* DIRECTIONS FOR THIS TASK *
Repeat the listing that follows, character for character, minus the pictures.

▼

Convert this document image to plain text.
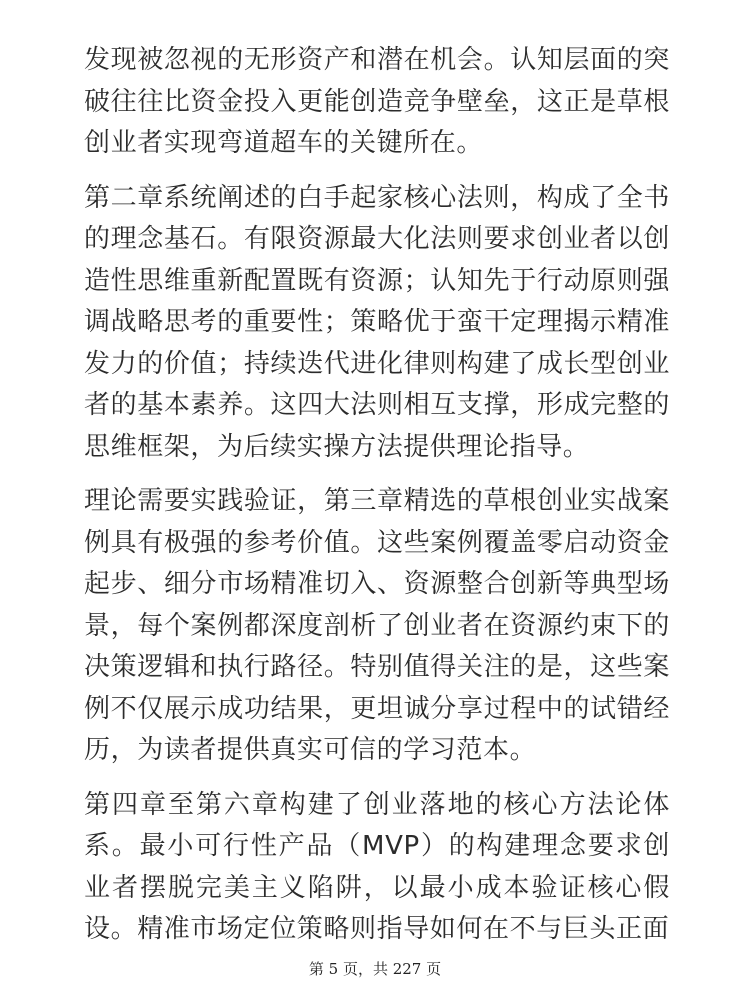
发现被忽视的无形资产和潜在机会。认知层面的突破往往比资金投入更能创造竞争壁垒，这正是草根创业者实现弯道超车的关键所在。

第二章系统阐述的白手起家核心法则，构成了全书的理念基石。有限资源最大化法则要求创业者以创造性思维重新配置既有资源；认知先于行动原则强调战略思考的重要性；策略优于蛮干定理揭示精准发力的价值；持续迭代进化律则构建了成长型创业者的基本素养。这四大法则相互支撑，形成完整的思维框架，为后续实操方法提供理论指导。

理论需要实践验证，第三章精选的草根创业实战案例具有极强的参考价值。这些案例覆盖零启动资金起步、细分市场精准切入、资源整合创新等典型场景，每个案例都深度剖析了创业者在资源约束下的决策逻辑和执行路径。特别值得关注的是，这些案例不仅展示成功结果，更坦诚分享过程中的试错经历，为读者提供真实可信的学习范本。

第四章至第六章构建了创业落地的核心方法论体系。最小可行性产品（MVP）的构建理念要求创业者摆脱完美主义陷阱，以最小成本验证核心假设。精准市场定位策略则指导如何在不与巨头正面

第 5 页，共 227 页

▲

* RESPONSE TO THIS EXERCISE *
Convert this document image to plain text.
发现被忽视的无形资产和潜在机会。认知层面的突破往往比资金投入更能创造竞争壁垒，这正是草根创业者实现弯道超车的关键所在。

第二章系统阐述的白手起家核心法则，构成了全书的理念基石。有限资源最大化法则要求创业者以创造性思维重新配置既有资源；认知先于行动原则强调战略思考的重要性；策略优于蛮干定理揭示精准发力的价值；持续迭代进化律则构建了成长型创业者的基本素养。这四大法则相互支撑，形成完整的思维框架，为后续实操方法提供理论指导。

理论需要实践验证，第三章精选的草根创业实战案例具有极强的参考价值。这些案例覆盖零启动资金起步、细分市场精准切入、资源整合创新等典型场景，每个案例都深度剖析了创业者在资源约束下的决策逻辑和执行路径。特别值得关注的是，这些案例不仅展示成功结果，更坦诚分享过程中的试错经历，为读者提供真实可信的学习范本。

第四章至第六章构建了创业落地的核心方法论体系。最小可行性产品（MVP）的构建理念要求创业者摆脱完美主义陷阱，以最小成本验证核心假设。精准市场定位策略则指导如何在不与巨头正面

第 5 页，共 227 页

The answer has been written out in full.